→ **Challenge**
Your task is to print all of the data word for word.

----------------------------------------

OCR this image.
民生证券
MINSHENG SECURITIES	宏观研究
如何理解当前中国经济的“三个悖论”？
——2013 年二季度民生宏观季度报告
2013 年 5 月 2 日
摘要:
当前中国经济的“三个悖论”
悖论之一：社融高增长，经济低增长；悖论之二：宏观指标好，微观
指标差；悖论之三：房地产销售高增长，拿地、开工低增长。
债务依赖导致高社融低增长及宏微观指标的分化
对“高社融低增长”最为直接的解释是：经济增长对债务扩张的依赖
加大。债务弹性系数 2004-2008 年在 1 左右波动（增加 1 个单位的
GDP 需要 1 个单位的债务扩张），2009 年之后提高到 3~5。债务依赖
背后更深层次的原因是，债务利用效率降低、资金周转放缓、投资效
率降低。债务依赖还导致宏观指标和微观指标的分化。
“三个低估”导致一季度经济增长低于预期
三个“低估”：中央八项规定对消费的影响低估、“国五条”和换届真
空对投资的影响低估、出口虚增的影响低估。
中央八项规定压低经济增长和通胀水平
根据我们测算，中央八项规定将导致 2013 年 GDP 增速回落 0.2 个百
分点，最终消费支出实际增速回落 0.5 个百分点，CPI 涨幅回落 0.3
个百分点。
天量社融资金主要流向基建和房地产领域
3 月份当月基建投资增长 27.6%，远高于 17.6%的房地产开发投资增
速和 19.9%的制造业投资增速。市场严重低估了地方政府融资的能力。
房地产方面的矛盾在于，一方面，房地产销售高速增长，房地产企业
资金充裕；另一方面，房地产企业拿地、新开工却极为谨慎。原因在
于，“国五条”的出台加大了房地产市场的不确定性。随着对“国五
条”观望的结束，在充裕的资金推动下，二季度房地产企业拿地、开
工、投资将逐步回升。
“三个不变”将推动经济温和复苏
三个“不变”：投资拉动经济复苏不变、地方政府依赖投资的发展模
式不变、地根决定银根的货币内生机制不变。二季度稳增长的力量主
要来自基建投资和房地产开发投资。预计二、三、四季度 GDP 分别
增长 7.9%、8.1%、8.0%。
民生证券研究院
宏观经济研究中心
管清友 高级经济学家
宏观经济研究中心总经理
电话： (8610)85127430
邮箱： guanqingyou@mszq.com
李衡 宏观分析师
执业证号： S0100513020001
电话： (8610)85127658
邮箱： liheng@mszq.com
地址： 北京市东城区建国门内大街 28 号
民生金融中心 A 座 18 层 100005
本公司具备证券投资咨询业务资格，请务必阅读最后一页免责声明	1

----------------------------------------

→ **Response**
OCR this image.
民生证券
MINSHENG SECURITIES	宏观研究
如何理解当前中国经济的“三个悖论”？
——2013 年二季度民生宏观季度报告
2013 年 5 月 2 日
摘要:
当前中国经济的“三个悖论”
悖论之一：社融高增长，经济低增长；悖论之二：宏观指标好，微观
指标差；悖论之三：房地产销售高增长，拿地、开工低增长。
债务依赖导致高社融低增长及宏微观指标的分化
对“高社融低增长”最为直接的解释是：经济增长对债务扩张的依赖
加大。债务弹性系数 2004-2008 年在 1 左右波动（增加 1 个单位的
GDP 需要 1 个单位的债务扩张），2009 年之后提高到 3~5。债务依赖
背后更深层次的原因是，债务利用效率降低、资金周转放缓、投资效
率降低。债务依赖还导致宏观指标和微观指标的分化。
“三个低估”导致一季度经济增长低于预期
三个“低估”：中央八项规定对消费的影响低估、“国五条”和换届真
空对投资的影响低估、出口虚增的影响低估。
中央八项规定压低经济增长和通胀水平
根据我们测算，中央八项规定将导致 2013 年 GDP 增速回落 0.2 个百
分点，最终消费支出实际增速回落 0.5 个百分点，CPI 涨幅回落 0.3
个百分点。
天量社融资金主要流向基建和房地产领域
3 月份当月基建投资增长 27.6%，远高于 17.6%的房地产开发投资增
速和 19.9%的制造业投资增速。市场严重低估了地方政府融资的能力。
房地产方面的矛盾在于，一方面，房地产销售高速增长，房地产企业
资金充裕；另一方面，房地产企业拿地、新开工却极为谨慎。原因在
于，“国五条”的出台加大了房地产市场的不确定性。随着对“国五
条”观望的结束，在充裕的资金推动下，二季度房地产企业拿地、开
工、投资将逐步回升。
“三个不变”将推动经济温和复苏
三个“不变”：投资拉动经济复苏不变、地方政府依赖投资的发展模
式不变、地根决定银根的货币内生机制不变。二季度稳增长的力量主
要来自基建投资和房地产开发投资。预计二、三、四季度 GDP 分别
增长 7.9%、8.1%、8.0%。
民生证券研究院
宏观经济研究中心
管清友 高级经济学家
宏观经济研究中心总经理
电话： (8610)85127430
邮箱： guanqingyou@mszq.com
李衡 宏观分析师
执业证号： S0100513020001
电话： (8610)85127658
邮箱： liheng@mszq.com
地址： 北京市东城区建国门内大街 28 号
民生金融中心 A 座 18 层 100005
本公司具备证券投资咨询业务资格，请务必阅读最后一页免责声明	1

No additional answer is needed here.